-- Source excerpt --

►

In my memory, words that leave a mark go something like this: “Joline, you’re a diva.”

The exact statement is a bit fuzzy, but make no mistake, the word “diva” had indeed been attributed to me and proclaimed publicly in a room full of my peers.

The statement was made by a *teacher*.

It stung.

I played it off.

I guess that’s what a “diva” does when feeling shamed – downplays the hurt. I’m sure, by my “meh” response (although it was the ’80’s – so that “meh” should be replaced with a “like, gag me with a spoon”) it seemed as if the statement hadn’t made impact. But, deep down, in the hiding places no one sees, I had been knocked to the mat by a direct hit to the kisser. The embarrassment left an invisible scar and and indelible memory that I have never forgotten.

Even now, as an adult, “Joline, you’re a diva” has infiltrated my decision making process on many occasions. While I’ve certainly recovered – it has never left my side. It lingers. It hovers. It’s there.

Have you ever experienced this with a zinger someone hurled your way? (It certainly makes me wonder about statements I’ve made to my own children that they may carry with them throughout life.)

◄

-- Materials provided --
►

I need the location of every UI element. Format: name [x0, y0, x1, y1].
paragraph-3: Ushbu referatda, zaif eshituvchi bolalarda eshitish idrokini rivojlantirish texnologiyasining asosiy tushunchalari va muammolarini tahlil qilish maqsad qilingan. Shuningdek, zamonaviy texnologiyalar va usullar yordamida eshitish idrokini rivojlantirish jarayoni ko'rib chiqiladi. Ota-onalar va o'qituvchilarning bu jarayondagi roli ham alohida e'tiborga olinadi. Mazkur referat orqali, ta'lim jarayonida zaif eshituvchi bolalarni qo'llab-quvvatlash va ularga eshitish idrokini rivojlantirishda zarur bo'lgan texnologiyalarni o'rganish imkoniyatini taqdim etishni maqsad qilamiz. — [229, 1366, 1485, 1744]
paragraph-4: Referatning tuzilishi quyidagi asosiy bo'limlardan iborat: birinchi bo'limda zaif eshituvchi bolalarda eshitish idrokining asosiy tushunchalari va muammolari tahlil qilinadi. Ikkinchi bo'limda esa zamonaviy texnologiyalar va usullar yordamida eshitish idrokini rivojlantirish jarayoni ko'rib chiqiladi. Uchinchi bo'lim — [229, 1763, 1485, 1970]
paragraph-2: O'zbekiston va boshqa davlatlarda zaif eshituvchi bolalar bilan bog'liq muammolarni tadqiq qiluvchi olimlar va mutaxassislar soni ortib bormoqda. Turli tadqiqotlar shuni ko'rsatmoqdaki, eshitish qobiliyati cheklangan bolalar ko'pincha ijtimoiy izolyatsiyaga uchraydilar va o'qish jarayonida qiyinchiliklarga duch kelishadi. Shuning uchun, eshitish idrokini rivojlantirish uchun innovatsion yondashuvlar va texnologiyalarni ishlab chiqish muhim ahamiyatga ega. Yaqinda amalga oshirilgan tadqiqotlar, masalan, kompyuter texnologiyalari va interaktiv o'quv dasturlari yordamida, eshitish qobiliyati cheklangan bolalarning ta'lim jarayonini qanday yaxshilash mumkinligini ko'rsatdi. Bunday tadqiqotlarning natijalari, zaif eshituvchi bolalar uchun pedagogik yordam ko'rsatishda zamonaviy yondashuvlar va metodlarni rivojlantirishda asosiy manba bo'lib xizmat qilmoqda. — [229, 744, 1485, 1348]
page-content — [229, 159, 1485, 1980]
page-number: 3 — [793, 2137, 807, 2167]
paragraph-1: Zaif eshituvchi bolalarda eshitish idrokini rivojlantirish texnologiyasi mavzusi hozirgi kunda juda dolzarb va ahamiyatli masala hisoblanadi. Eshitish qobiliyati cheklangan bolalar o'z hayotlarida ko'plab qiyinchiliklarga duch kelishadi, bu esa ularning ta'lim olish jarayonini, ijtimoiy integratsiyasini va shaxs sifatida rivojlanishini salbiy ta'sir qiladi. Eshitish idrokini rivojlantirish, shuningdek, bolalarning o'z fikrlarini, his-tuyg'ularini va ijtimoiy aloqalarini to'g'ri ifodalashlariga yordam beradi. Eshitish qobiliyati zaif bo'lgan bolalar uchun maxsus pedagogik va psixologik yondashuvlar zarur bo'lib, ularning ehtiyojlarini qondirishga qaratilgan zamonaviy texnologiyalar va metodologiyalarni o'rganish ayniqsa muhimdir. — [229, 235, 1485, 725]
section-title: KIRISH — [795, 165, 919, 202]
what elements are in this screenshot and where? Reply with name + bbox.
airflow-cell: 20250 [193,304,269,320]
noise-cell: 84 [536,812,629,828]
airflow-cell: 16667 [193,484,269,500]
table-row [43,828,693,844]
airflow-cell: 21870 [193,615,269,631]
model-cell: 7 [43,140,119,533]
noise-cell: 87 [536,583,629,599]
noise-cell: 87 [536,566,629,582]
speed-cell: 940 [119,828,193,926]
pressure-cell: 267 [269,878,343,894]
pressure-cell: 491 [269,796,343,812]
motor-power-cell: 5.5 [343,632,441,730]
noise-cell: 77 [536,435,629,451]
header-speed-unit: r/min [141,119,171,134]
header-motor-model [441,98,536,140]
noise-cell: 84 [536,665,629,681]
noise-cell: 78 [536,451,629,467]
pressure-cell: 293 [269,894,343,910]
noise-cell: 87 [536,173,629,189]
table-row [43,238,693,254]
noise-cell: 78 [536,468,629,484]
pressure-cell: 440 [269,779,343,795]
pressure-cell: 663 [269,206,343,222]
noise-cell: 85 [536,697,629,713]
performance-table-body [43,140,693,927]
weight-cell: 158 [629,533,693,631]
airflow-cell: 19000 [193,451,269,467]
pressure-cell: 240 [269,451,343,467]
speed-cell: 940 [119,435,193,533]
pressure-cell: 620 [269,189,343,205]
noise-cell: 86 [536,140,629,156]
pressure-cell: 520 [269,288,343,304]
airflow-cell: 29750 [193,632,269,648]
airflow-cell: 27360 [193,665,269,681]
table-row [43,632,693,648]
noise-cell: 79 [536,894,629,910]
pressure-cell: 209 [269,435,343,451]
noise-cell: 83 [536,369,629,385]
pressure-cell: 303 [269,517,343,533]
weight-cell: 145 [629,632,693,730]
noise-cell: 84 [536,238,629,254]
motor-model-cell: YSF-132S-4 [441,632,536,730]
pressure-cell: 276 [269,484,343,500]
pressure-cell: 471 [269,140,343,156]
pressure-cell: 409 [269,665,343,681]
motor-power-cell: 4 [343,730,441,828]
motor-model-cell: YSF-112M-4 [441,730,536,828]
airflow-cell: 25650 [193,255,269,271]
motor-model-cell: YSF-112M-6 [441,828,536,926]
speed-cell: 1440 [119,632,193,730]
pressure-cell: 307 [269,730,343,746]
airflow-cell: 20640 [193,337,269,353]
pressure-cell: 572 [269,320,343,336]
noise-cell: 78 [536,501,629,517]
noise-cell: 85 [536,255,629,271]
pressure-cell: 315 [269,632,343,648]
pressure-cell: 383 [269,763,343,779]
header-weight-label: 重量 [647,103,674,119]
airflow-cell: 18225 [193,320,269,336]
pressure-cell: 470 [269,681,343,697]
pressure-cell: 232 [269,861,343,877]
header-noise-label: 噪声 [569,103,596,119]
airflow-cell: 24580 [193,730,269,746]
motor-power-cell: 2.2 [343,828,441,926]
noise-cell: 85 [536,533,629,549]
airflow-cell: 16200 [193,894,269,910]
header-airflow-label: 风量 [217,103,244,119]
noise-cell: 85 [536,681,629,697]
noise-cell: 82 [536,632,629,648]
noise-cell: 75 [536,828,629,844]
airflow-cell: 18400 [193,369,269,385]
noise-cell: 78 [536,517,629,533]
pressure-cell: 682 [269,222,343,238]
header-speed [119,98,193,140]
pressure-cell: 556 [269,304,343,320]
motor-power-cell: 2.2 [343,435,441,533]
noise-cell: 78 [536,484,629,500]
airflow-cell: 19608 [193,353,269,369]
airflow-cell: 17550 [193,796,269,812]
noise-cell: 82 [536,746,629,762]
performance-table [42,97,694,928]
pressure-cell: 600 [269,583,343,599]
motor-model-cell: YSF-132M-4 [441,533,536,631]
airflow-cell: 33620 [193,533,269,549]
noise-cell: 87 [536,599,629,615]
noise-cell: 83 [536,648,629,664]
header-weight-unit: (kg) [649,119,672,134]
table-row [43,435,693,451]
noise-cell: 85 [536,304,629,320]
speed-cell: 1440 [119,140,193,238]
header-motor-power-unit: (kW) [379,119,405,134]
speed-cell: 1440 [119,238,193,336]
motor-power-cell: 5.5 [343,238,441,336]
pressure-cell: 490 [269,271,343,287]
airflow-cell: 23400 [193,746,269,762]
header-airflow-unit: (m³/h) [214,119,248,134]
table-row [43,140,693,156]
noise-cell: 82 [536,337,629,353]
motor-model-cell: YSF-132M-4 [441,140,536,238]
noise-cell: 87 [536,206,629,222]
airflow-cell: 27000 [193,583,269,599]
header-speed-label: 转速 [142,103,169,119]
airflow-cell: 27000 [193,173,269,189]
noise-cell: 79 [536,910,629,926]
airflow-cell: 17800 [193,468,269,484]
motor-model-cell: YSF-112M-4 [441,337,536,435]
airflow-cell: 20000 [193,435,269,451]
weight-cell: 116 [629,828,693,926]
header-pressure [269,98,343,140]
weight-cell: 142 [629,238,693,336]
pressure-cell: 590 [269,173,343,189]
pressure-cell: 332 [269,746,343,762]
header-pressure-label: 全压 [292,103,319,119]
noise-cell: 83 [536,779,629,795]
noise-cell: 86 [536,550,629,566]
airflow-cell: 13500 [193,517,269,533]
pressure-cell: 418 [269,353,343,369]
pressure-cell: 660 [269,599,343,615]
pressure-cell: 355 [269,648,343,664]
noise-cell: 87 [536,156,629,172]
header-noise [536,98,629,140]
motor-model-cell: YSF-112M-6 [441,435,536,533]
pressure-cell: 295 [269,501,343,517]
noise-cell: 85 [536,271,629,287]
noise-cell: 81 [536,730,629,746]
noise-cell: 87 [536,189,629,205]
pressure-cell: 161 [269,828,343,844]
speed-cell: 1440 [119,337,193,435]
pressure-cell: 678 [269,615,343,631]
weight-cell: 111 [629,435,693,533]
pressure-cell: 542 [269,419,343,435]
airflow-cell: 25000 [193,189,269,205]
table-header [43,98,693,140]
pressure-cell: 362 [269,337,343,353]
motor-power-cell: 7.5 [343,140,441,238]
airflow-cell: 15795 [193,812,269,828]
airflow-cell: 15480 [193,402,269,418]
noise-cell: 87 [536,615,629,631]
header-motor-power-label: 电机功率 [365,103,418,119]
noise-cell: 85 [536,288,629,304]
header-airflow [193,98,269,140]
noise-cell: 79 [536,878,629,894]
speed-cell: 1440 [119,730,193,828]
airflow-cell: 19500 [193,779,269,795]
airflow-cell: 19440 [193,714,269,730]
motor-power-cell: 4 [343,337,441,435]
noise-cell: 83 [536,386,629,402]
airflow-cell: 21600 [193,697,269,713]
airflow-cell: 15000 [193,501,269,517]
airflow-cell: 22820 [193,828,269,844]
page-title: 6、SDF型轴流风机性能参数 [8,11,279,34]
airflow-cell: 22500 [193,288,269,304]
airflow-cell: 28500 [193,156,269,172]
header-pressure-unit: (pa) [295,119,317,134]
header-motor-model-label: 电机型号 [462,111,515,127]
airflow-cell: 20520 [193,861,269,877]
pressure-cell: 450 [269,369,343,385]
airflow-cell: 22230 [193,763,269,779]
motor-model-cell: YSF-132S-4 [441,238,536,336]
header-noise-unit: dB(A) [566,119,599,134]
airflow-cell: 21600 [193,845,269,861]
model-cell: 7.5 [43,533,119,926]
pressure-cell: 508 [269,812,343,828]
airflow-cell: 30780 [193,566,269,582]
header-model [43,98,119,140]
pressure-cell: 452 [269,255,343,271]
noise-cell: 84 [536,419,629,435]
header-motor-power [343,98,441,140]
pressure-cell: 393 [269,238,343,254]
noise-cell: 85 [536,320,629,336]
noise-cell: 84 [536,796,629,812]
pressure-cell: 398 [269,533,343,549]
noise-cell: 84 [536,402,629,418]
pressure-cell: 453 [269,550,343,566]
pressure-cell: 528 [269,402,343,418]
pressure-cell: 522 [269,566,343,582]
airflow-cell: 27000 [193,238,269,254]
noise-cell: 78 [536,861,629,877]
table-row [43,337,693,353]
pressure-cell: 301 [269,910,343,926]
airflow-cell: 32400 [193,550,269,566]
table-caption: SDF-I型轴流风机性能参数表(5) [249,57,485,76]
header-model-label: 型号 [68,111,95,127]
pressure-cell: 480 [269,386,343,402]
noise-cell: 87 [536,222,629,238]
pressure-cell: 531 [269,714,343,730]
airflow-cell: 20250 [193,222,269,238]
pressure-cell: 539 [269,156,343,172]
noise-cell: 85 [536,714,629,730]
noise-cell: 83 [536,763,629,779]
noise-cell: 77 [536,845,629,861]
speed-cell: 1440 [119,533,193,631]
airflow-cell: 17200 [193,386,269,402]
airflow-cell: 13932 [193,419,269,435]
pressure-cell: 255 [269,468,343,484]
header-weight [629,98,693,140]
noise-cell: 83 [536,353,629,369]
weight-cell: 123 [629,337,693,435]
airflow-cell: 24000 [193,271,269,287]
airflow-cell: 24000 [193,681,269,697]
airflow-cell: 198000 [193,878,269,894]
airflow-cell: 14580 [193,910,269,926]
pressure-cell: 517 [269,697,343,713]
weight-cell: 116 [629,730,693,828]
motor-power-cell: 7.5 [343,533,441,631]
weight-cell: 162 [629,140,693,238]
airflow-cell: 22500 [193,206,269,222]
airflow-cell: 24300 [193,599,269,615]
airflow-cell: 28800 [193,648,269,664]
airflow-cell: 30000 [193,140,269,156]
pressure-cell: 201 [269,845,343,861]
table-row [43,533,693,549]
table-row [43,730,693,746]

◄

-- Exercise task A --
Reproduce verbatim the portion of the essay about being called a diva that begins at the words "The exact statement" and ends after the words "played it off.".
-- Exercise task B --
Render the records as a JSON list of strings, one string per line and blank lines omitted, beginning at the first line of the records and stopping after the line that contains "paragraph-4: Referatning tuzilishi".
The records bear no relation to the text.

-- Complete answer A --
The exact statement is a bit fuzzy, but make no mistake, the word “diva” had indeed been attributed to me and proclaimed publicly in a room full of my peers.

The statement was made by a *teacher*.

It stung.

I played it off.

-- Complete answer B --
[
  "I need the location of every UI element. Format: name [x0, y0, x1, y1].",
  "paragraph-3: Ushbu referatda, zaif eshituvchi bolalarda eshitish idrokini rivojlantirish texnologiyasining asosiy tushunchalari va muammolarini tahlil qilish maqsad qilingan. Shuningdek, zamonaviy texnologiyalar va usullar yordamida eshitish idrokini rivojlantirish jarayoni ko'rib chiqiladi. Ota-onalar va o'qituvchilarning bu jarayondagi roli ham alohida e'tiborga olinadi. Mazkur referat orqali, ta'lim jarayonida zaif eshituvchi bolalarni qo'llab-quvvatlash va ularga eshitish idrokini rivojlantirishda zarur bo'lgan texnologiyalarni o'rganish imkoniyatini taqdim etishni maqsad qilamiz. — [229, 1366, 1485, 1744]",
  "paragraph-4: Referatning tuzilishi quyidagi asosiy bo'limlardan iborat: birinchi bo'limda zaif eshituvchi bolalarda eshitish idrokining asosiy tushunchalari va muammolari tahlil qilinadi. Ikkinchi bo'limda esa zamonaviy texnologiyalar va usullar yordamida eshitish idrokini rivojlantirish jarayoni ko'rib chiqiladi. Uchinchi bo'lim — [229, 1763, 1485, 1970]"
]